Saved entries
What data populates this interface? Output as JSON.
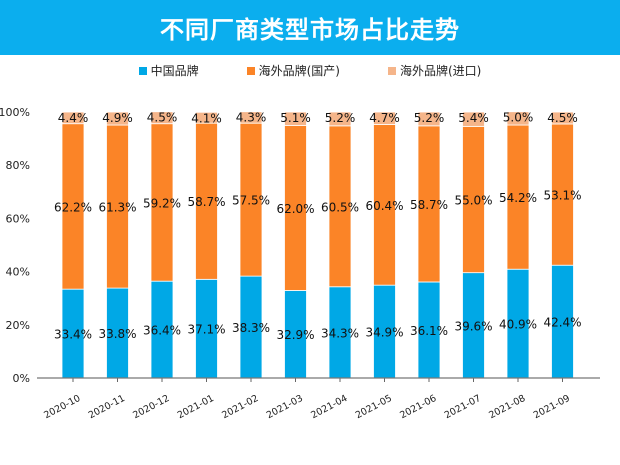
{
  "chart_data": {
    "type": "bar",
    "stacked": true,
    "title": "不同厂商类型市场占比走势",
    "xlabel": "",
    "ylabel": "",
    "ylim": [
      0,
      100
    ],
    "yticks": [
      "0%",
      "20%",
      "40%",
      "60%",
      "80%",
      "100%"
    ],
    "legend_position": "top",
    "grid": false,
    "categories": [
      "2020-10",
      "2020-11",
      "2020-12",
      "2021-01",
      "2021-02",
      "2021-03",
      "2021-04",
      "2021-05",
      "2021-06",
      "2021-07",
      "2021-08",
      "2021-09"
    ],
    "series": [
      {
        "name": "中国品牌",
        "color": "#00A8E6",
        "values": [
          33.4,
          33.8,
          36.4,
          37.1,
          38.3,
          32.9,
          34.3,
          34.9,
          36.1,
          39.6,
          40.9,
          42.4
        ]
      },
      {
        "name": "海外品牌(国产)",
        "color": "#FB8427",
        "values": [
          62.2,
          61.3,
          59.2,
          58.7,
          57.5,
          62.0,
          60.5,
          60.4,
          58.7,
          55.0,
          54.2,
          53.1
        ]
      },
      {
        "name": "海外品牌(进口)",
        "color": "#F5B58A",
        "values": [
          4.4,
          4.9,
          4.5,
          4.1,
          4.3,
          5.1,
          5.2,
          4.7,
          5.2,
          5.4,
          5.0,
          4.5
        ]
      }
    ]
  }
}
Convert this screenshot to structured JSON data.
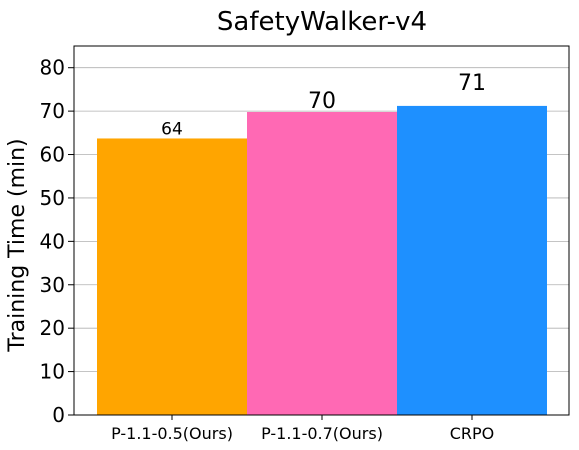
{
  "chart_data": {
    "type": "bar",
    "title": "SafetyWalker-v4",
    "xlabel": "",
    "ylabel": "Training Time (min)",
    "categories": [
      "P-1.1-0.5(Ours)",
      "P-1.1-0.7(Ours)",
      "CRPO"
    ],
    "values": [
      63.7,
      69.8,
      71.2
    ],
    "data_labels": [
      "64",
      "70",
      "71"
    ],
    "colors": [
      "#FFA500",
      "#FF69B4",
      "#1E90FF"
    ],
    "ylim": [
      0,
      85
    ],
    "yticks": [
      "0",
      "10",
      "20",
      "30",
      "40",
      "50",
      "60",
      "70",
      "80"
    ],
    "grid": "horizontal"
  }
}
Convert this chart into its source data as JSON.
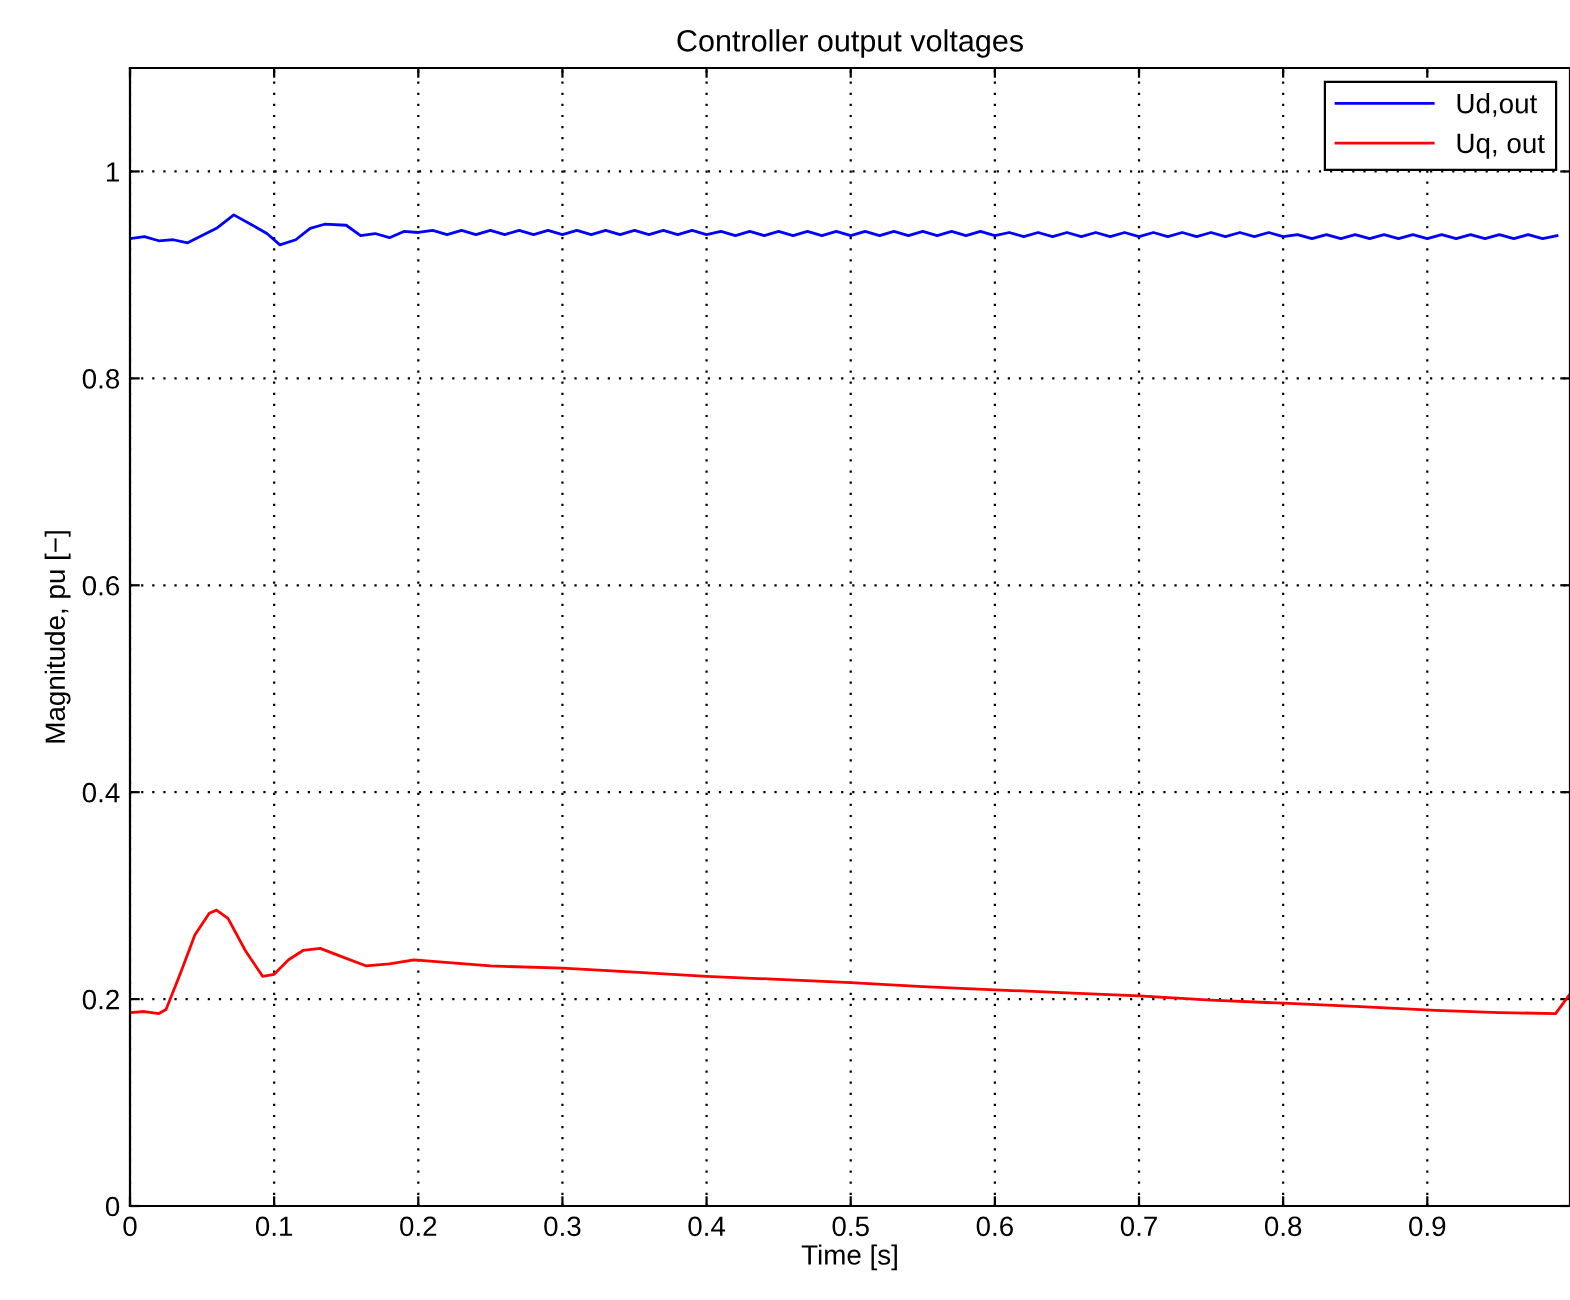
{
  "chart_data": {
    "type": "line",
    "title": "Controller output voltages",
    "xlabel": "Time [s]",
    "ylabel": "Magnitude, pu [−]",
    "xlim": [
      0,
      0.999
    ],
    "xticks": [
      0,
      0.1,
      0.2,
      0.3,
      0.4,
      0.5,
      0.6,
      0.7,
      0.8,
      0.9
    ],
    "ylim": [
      0,
      1.1
    ],
    "yticks": [
      0,
      0.2,
      0.4,
      0.6,
      0.8,
      1
    ],
    "grid": true,
    "legend": "top right",
    "line_style": "solid",
    "marker": "none",
    "series": [
      {
        "name": "Ud,out",
        "color": "#0000ff",
        "x": [
          0,
          0.01,
          0.02,
          0.03,
          0.04,
          0.05,
          0.06,
          0.072,
          0.085,
          0.095,
          0.104,
          0.115,
          0.125,
          0.135,
          0.15,
          0.16,
          0.17,
          0.18,
          0.19,
          0.2,
          0.21,
          0.22,
          0.23,
          0.24,
          0.25,
          0.26,
          0.27,
          0.28,
          0.29,
          0.3,
          0.31,
          0.32,
          0.33,
          0.34,
          0.35,
          0.36,
          0.37,
          0.38,
          0.39,
          0.4,
          0.41,
          0.42,
          0.43,
          0.44,
          0.45,
          0.46,
          0.47,
          0.48,
          0.49,
          0.5,
          0.51,
          0.52,
          0.53,
          0.54,
          0.55,
          0.56,
          0.57,
          0.58,
          0.59,
          0.6,
          0.61,
          0.62,
          0.63,
          0.64,
          0.65,
          0.66,
          0.67,
          0.68,
          0.69,
          0.7,
          0.71,
          0.72,
          0.73,
          0.74,
          0.75,
          0.76,
          0.77,
          0.78,
          0.79,
          0.8,
          0.81,
          0.82,
          0.83,
          0.84,
          0.85,
          0.86,
          0.87,
          0.88,
          0.89,
          0.9,
          0.91,
          0.92,
          0.93,
          0.94,
          0.95,
          0.96,
          0.97,
          0.98,
          0.99
        ],
        "values": [
          0.935,
          0.937,
          0.933,
          0.934,
          0.931,
          0.938,
          0.945,
          0.958,
          0.948,
          0.94,
          0.929,
          0.934,
          0.945,
          0.949,
          0.948,
          0.938,
          0.94,
          0.936,
          0.942,
          0.941,
          0.943,
          0.939,
          0.943,
          0.939,
          0.943,
          0.939,
          0.943,
          0.939,
          0.943,
          0.939,
          0.943,
          0.939,
          0.943,
          0.939,
          0.943,
          0.939,
          0.943,
          0.939,
          0.943,
          0.939,
          0.942,
          0.938,
          0.942,
          0.938,
          0.942,
          0.938,
          0.942,
          0.938,
          0.942,
          0.938,
          0.942,
          0.938,
          0.942,
          0.938,
          0.942,
          0.938,
          0.942,
          0.938,
          0.942,
          0.938,
          0.941,
          0.937,
          0.941,
          0.937,
          0.941,
          0.937,
          0.941,
          0.937,
          0.941,
          0.937,
          0.941,
          0.937,
          0.941,
          0.937,
          0.941,
          0.937,
          0.941,
          0.937,
          0.941,
          0.937,
          0.939,
          0.935,
          0.939,
          0.935,
          0.939,
          0.935,
          0.939,
          0.935,
          0.939,
          0.935,
          0.939,
          0.935,
          0.939,
          0.935,
          0.939,
          0.935,
          0.939,
          0.935,
          0.938
        ]
      },
      {
        "name": "Uq, out",
        "color": "#ff0000",
        "x": [
          0,
          0.01,
          0.02,
          0.025,
          0.035,
          0.045,
          0.055,
          0.06,
          0.068,
          0.08,
          0.092,
          0.1,
          0.11,
          0.12,
          0.132,
          0.145,
          0.164,
          0.18,
          0.197,
          0.25,
          0.3,
          0.35,
          0.4,
          0.45,
          0.5,
          0.55,
          0.6,
          0.65,
          0.7,
          0.75,
          0.8,
          0.85,
          0.906,
          0.95,
          0.989,
          0.999
        ],
        "values": [
          0.187,
          0.188,
          0.186,
          0.19,
          0.225,
          0.262,
          0.283,
          0.286,
          0.278,
          0.247,
          0.222,
          0.224,
          0.238,
          0.247,
          0.249,
          0.242,
          0.232,
          0.234,
          0.238,
          0.232,
          0.23,
          0.226,
          0.222,
          0.219,
          0.216,
          0.212,
          0.209,
          0.206,
          0.203,
          0.199,
          0.196,
          0.193,
          0.189,
          0.187,
          0.186,
          0.205
        ]
      }
    ]
  }
}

GIVEN PROBLEM: What comes back should match the records exactly, minus any pictures.

WRITTEN SOLUTION:
What data populates this interface? Output as JSON.
{
  "chart_data": {
    "type": "bar",
    "stacked": true,
    "title": "不同厂商类型市场占比走势",
    "xlabel": "",
    "ylabel": "",
    "ylim": [
      0,
      100
    ],
    "yticks": [
      "0%",
      "20%",
      "40%",
      "60%",
      "80%",
      "100%"
    ],
    "legend_position": "top",
    "grid": false,
    "categories": [
      "2020-10",
      "2020-11",
      "2020-12",
      "2021-01",
      "2021-02",
      "2021-03",
      "2021-04",
      "2021-05",
      "2021-06",
      "2021-07",
      "2021-08",
      "2021-09"
    ],
    "series": [
      {
        "name": "中国品牌",
        "color": "#00A8E6",
        "values": [
          33.4,
          33.8,
          36.4,
          37.1,
          38.3,
          32.9,
          34.3,
          34.9,
          36.1,
          39.6,
          40.9,
          42.4
        ]
      },
      {
        "name": "海外品牌(国产)",
        "color": "#FB8427",
        "values": [
          62.2,
          61.3,
          59.2,
          58.7,
          57.5,
          62.0,
          60.5,
          60.4,
          58.7,
          55.0,
          54.2,
          53.1
        ]
      },
      {
        "name": "海外品牌(进口)",
        "color": "#F5B58A",
        "values": [
          4.4,
          4.9,
          4.5,
          4.1,
          4.3,
          5.1,
          5.2,
          4.7,
          5.2,
          5.4,
          5.0,
          4.5
        ]
      }
    ]
  }
}
Convert this screenshot to structured JSON data.
{
  "chart_data": {
    "type": "bar",
    "title": "SafetyWalker-v4",
    "xlabel": "",
    "ylabel": "Training Time (min)",
    "categories": [
      "P-1.1-0.5(Ours)",
      "P-1.1-0.7(Ours)",
      "CRPO"
    ],
    "values": [
      63.7,
      69.8,
      71.2
    ],
    "data_labels": [
      "64",
      "70",
      "71"
    ],
    "colors": [
      "#FFA500",
      "#FF69B4",
      "#1E90FF"
    ],
    "ylim": [
      0,
      85
    ],
    "yticks": [
      "0",
      "10",
      "20",
      "30",
      "40",
      "50",
      "60",
      "70",
      "80"
    ],
    "grid": "horizontal"
  }
}
Convert this chart into its source data as JSON.
{
  "chart_data": {
    "type": "line",
    "title": "Controller output voltages",
    "xlabel": "Time [s]",
    "ylabel": "Magnitude, pu [−]",
    "xlim": [
      0,
      0.999
    ],
    "xticks": [
      0,
      0.1,
      0.2,
      0.3,
      0.4,
      0.5,
      0.6,
      0.7,
      0.8,
      0.9
    ],
    "ylim": [
      0,
      1.1
    ],
    "yticks": [
      0,
      0.2,
      0.4,
      0.6,
      0.8,
      1
    ],
    "grid": true,
    "legend": "top right",
    "line_style": "solid",
    "marker": "none",
    "series": [
      {
        "name": "Ud,out",
        "color": "#0000ff",
        "x": [
          0,
          0.01,
          0.02,
          0.03,
          0.04,
          0.05,
          0.06,
          0.072,
          0.085,
          0.095,
          0.104,
          0.115,
          0.125,
          0.135,
          0.15,
          0.16,
          0.17,
          0.18,
          0.19,
          0.2,
          0.21,
          0.22,
          0.23,
          0.24,
          0.25,
          0.26,
          0.27,
          0.28,
          0.29,
          0.3,
          0.31,
          0.32,
          0.33,
          0.34,
          0.35,
          0.36,
          0.37,
          0.38,
          0.39,
          0.4,
          0.41,
          0.42,
          0.43,
          0.44,
          0.45,
          0.46,
          0.47,
          0.48,
          0.49,
          0.5,
          0.51,
          0.52,
          0.53,
          0.54,
          0.55,
          0.56,
          0.57,
          0.58,
          0.59,
          0.6,
          0.61,
          0.62,
          0.63,
          0.64,
          0.65,
          0.66,
          0.67,
          0.68,
          0.69,
          0.7,
          0.71,
          0.72,
          0.73,
          0.74,
          0.75,
          0.76,
          0.77,
          0.78,
          0.79,
          0.8,
          0.81,
          0.82,
          0.83,
          0.84,
          0.85,
          0.86,
          0.87,
          0.88,
          0.89,
          0.9,
          0.91,
          0.92,
          0.93,
          0.94,
          0.95,
          0.96,
          0.97,
          0.98,
          0.99
        ],
        "values": [
          0.935,
          0.937,
          0.933,
          0.934,
          0.931,
          0.938,
          0.945,
          0.958,
          0.948,
          0.94,
          0.929,
          0.934,
          0.945,
          0.949,
          0.948,
          0.938,
          0.94,
          0.936,
          0.942,
          0.941,
          0.943,
          0.939,
          0.943,
          0.939,
          0.943,
          0.939,
          0.943,
          0.939,
          0.943,
          0.939,
          0.943,
          0.939,
          0.943,
          0.939,
          0.943,
          0.939,
          0.943,
          0.939,
          0.943,
          0.939,
          0.942,
          0.938,
          0.942,
          0.938,
          0.942,
          0.938,
          0.942,
          0.938,
          0.942,
          0.938,
          0.942,
          0.938,
          0.942,
          0.938,
          0.942,
          0.938,
          0.942,
          0.938,
          0.942,
          0.938,
          0.941,
          0.937,
          0.941,
          0.937,
          0.941,
          0.937,
          0.941,
          0.937,
          0.941,
          0.937,
          0.941,
          0.937,
          0.941,
          0.937,
          0.941,
          0.937,
          0.941,
          0.937,
          0.941,
          0.937,
          0.939,
          0.935,
          0.939,
          0.935,
          0.939,
          0.935,
          0.939,
          0.935,
          0.939,
          0.935,
          0.939,
          0.935,
          0.939,
          0.935,
          0.939,
          0.935,
          0.939,
          0.935,
          0.938
        ]
      },
      {
        "name": "Uq, out",
        "color": "#ff0000",
        "x": [
          0,
          0.01,
          0.02,
          0.025,
          0.035,
          0.045,
          0.055,
          0.06,
          0.068,
          0.08,
          0.092,
          0.1,
          0.11,
          0.12,
          0.132,
          0.145,
          0.164,
          0.18,
          0.197,
          0.25,
          0.3,
          0.35,
          0.4,
          0.45,
          0.5,
          0.55,
          0.6,
          0.65,
          0.7,
          0.75,
          0.8,
          0.85,
          0.906,
          0.95,
          0.989,
          0.999
        ],
        "values": [
          0.187,
          0.188,
          0.186,
          0.19,
          0.225,
          0.262,
          0.283,
          0.286,
          0.278,
          0.247,
          0.222,
          0.224,
          0.238,
          0.247,
          0.249,
          0.242,
          0.232,
          0.234,
          0.238,
          0.232,
          0.23,
          0.226,
          0.222,
          0.219,
          0.216,
          0.212,
          0.209,
          0.206,
          0.203,
          0.199,
          0.196,
          0.193,
          0.189,
          0.187,
          0.186,
          0.205
        ]
      }
    ]
  }
}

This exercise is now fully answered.